What to work on:
1/ From the passage about the outgoing message, set down the part that opens with the words containing "A poet called" and closes with "not understand him.".
2/ Answer these questions using the passage about the outgoing message:
(a) What did the poet who called from Germany recite after hearing the message?
(b) What did the people partying in England shout when the beep sounded?
(c) Who translated the message left by the woman who called from France?

Extract:
Within a few days of recording my message, the phone was ringing off the hook. Many of my friends called multiple times so their friends could have a listen, and then I started getting calls from people I did not know, people who had heard about the message from friends of my friends. And over the next few weeks I got hundreds of calls from all over America and around the world—people calling to hear my outgoing message and leave responses.

A poet called from Germany, and after hearing my message, he recited a poem by Rilke, first in German, then in English—something about the coming of spring.

People partying somewhere in England called, and when the beep sounded, those Brits applauded and shouted “Bravo!”

An elderly woman called from Seattle and said, “I see why my daughter wanted me to hear your message. I can’t stop smiling. I’m going to call again and then tell my friends to call you.”

A man from Scotland left a long friendly-sounding message ostensibly in English, but no matter how many times I listened to his enchanting spiel, I could not understand him.

A bunch of children called, and when the beep sounded, they laughed and giggled—one kid shouting, “You a silly poo poo!”

A woman called from France and left a message my neighbor translated for me: “I adore what you say and want to have your child.”

I felt like I’d won the Pulitzer Prize, minus the prize money.

That message made people happy. Those words made people laugh and cry and rejoice; and many callers responded with impromptu continuations of the message—addenda full of love and humor and gratitude. That message was an elixir, a soothing salve, and some sort of answer to the question: why are we here?

Supplied material:
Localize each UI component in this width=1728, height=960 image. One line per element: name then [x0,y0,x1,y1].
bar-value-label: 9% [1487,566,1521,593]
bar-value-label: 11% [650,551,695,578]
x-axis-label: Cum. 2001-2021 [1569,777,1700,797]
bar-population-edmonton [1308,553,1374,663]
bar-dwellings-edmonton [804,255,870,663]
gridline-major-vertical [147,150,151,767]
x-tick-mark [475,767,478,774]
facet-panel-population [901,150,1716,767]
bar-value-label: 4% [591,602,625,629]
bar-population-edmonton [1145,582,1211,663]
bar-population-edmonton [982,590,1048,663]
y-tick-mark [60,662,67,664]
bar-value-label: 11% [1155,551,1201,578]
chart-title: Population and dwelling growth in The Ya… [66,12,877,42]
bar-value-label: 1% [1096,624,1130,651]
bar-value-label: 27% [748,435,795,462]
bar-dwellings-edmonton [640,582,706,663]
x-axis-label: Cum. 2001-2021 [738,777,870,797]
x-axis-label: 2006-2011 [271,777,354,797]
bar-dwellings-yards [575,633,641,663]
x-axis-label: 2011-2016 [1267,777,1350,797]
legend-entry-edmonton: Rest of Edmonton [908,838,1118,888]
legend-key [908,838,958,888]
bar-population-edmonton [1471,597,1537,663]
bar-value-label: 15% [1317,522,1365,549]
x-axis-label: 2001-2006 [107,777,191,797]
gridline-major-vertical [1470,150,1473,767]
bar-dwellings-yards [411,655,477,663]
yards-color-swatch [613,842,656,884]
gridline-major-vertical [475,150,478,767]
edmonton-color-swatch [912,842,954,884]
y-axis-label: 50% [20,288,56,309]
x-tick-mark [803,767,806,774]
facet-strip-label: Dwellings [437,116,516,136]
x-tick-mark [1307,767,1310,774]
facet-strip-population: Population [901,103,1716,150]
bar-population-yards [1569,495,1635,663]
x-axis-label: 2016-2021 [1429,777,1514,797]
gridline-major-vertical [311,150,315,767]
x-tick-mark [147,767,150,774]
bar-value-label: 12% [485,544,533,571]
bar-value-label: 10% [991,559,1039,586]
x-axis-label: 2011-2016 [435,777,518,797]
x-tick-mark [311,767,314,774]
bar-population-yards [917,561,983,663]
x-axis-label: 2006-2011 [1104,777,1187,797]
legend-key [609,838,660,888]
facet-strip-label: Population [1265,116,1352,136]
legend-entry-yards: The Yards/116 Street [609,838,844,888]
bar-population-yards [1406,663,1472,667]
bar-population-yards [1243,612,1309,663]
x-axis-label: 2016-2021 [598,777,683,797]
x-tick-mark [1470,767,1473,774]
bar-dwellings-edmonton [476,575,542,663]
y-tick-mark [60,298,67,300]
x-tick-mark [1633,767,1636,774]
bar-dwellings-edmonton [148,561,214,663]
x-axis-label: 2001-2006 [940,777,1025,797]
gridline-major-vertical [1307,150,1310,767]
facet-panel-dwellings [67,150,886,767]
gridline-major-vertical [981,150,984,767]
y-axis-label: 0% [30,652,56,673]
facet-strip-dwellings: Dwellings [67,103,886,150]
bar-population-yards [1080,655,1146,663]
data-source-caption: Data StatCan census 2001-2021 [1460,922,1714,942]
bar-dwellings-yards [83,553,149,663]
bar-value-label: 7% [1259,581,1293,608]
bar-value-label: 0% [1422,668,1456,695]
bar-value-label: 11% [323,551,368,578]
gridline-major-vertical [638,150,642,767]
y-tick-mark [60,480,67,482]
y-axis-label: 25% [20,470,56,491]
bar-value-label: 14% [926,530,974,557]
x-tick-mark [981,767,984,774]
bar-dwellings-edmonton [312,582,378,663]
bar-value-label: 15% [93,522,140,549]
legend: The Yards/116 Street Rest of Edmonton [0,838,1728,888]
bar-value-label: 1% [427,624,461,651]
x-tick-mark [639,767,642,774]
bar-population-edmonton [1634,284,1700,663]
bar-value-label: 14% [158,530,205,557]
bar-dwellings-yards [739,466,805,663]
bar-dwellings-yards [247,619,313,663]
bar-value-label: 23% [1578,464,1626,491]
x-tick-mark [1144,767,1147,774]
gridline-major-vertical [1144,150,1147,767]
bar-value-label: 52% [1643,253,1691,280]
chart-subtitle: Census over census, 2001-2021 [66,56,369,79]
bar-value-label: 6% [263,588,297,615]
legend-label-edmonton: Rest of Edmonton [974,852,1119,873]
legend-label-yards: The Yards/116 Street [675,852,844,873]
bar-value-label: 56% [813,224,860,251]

Written answers:
1/
A poet called from Germany, and after hearing my message, he recited a poem by Rilke, first in German, then in English—something about the coming of spring.

People partying somewhere in England called, and when the beep sounded, those Brits applauded and shouted “Bravo!”

An elderly woman called from Seattle and said, “I see why my daughter wanted me to hear your message. I can’t stop smiling. I’m going to call again and then tell my friends to call you.”

A man from Scotland left a long friendly-sounding message ostensibly in English, but no matter how many times I listened to his enchanting spiel, I could not understand him.

2/
(a) A poem by Rilke, first in German and then in English, about the coming of spring.
(b) "Bravo!"
(c) The neighbor.